# Stated problem
Extract every line that includes the string "Mergelstein".

# Entries provided
━━━
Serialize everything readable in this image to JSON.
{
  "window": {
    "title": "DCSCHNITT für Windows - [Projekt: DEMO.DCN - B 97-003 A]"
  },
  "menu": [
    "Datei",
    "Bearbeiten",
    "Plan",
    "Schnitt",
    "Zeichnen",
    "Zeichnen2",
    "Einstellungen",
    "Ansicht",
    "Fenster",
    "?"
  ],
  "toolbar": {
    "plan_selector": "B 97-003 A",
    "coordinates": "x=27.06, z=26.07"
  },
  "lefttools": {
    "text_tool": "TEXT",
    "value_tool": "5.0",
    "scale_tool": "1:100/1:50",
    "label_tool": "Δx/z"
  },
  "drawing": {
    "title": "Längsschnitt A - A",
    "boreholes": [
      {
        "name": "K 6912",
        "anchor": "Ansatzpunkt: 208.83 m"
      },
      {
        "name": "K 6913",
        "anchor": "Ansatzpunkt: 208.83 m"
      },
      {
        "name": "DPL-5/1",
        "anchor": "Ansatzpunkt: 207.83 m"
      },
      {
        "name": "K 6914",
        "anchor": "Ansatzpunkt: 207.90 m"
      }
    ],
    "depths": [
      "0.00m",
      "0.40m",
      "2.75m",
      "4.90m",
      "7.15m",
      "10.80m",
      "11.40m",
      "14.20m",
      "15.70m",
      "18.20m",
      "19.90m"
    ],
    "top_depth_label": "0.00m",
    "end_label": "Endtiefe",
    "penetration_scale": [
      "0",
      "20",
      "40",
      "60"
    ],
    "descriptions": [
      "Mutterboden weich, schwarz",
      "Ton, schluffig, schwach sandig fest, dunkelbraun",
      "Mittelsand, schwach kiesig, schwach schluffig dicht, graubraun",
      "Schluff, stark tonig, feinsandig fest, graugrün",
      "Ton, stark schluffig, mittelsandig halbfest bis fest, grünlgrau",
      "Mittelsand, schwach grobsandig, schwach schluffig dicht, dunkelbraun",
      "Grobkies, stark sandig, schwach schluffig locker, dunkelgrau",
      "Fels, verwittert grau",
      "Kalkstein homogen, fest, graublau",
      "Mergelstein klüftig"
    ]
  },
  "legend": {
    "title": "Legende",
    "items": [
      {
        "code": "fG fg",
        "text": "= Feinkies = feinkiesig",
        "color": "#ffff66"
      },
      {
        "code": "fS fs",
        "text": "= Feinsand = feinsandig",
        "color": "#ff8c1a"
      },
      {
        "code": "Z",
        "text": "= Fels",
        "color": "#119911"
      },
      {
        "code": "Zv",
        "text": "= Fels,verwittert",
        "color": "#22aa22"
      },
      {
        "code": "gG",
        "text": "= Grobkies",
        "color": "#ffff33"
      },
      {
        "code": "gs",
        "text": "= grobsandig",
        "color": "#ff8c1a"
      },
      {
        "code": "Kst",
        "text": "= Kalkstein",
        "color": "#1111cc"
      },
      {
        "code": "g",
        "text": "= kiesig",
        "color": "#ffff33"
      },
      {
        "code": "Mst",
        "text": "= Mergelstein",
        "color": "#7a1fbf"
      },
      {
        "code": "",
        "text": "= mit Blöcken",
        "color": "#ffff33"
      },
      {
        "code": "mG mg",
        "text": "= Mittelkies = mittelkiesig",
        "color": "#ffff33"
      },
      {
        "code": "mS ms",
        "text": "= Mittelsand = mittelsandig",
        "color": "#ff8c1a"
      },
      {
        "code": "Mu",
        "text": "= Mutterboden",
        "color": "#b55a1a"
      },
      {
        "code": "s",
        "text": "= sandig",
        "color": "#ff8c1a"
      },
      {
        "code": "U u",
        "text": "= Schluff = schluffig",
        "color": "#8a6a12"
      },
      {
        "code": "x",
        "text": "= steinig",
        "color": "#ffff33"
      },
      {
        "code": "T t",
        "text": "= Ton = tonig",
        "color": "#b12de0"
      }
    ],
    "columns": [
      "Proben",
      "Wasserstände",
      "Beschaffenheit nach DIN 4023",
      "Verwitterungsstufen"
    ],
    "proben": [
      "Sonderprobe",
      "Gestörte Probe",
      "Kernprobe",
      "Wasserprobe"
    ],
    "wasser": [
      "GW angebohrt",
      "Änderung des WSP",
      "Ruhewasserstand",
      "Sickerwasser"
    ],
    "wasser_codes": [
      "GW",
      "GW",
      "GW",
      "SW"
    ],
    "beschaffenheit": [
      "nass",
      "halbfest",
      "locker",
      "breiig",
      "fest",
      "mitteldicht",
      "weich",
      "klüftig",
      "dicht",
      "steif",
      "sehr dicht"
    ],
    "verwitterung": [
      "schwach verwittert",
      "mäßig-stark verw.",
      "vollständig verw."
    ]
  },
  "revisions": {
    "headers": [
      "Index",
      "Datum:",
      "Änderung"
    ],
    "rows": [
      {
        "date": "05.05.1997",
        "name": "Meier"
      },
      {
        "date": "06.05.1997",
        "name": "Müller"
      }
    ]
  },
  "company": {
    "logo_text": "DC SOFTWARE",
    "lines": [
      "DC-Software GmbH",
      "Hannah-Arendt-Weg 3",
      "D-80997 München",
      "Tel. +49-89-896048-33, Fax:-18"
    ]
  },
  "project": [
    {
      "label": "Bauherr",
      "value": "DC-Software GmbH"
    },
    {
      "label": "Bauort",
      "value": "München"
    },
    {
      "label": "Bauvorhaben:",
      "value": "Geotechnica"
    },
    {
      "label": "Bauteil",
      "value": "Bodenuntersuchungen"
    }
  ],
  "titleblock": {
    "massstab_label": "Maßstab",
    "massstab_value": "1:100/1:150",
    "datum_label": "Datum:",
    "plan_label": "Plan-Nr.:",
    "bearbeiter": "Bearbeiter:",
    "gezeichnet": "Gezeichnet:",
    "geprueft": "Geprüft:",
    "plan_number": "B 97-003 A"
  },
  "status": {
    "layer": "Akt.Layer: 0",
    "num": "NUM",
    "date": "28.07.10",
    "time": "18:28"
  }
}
━━━
# Written answer
      "Mergelstein klüftig"
        "text": "= Mergelstein",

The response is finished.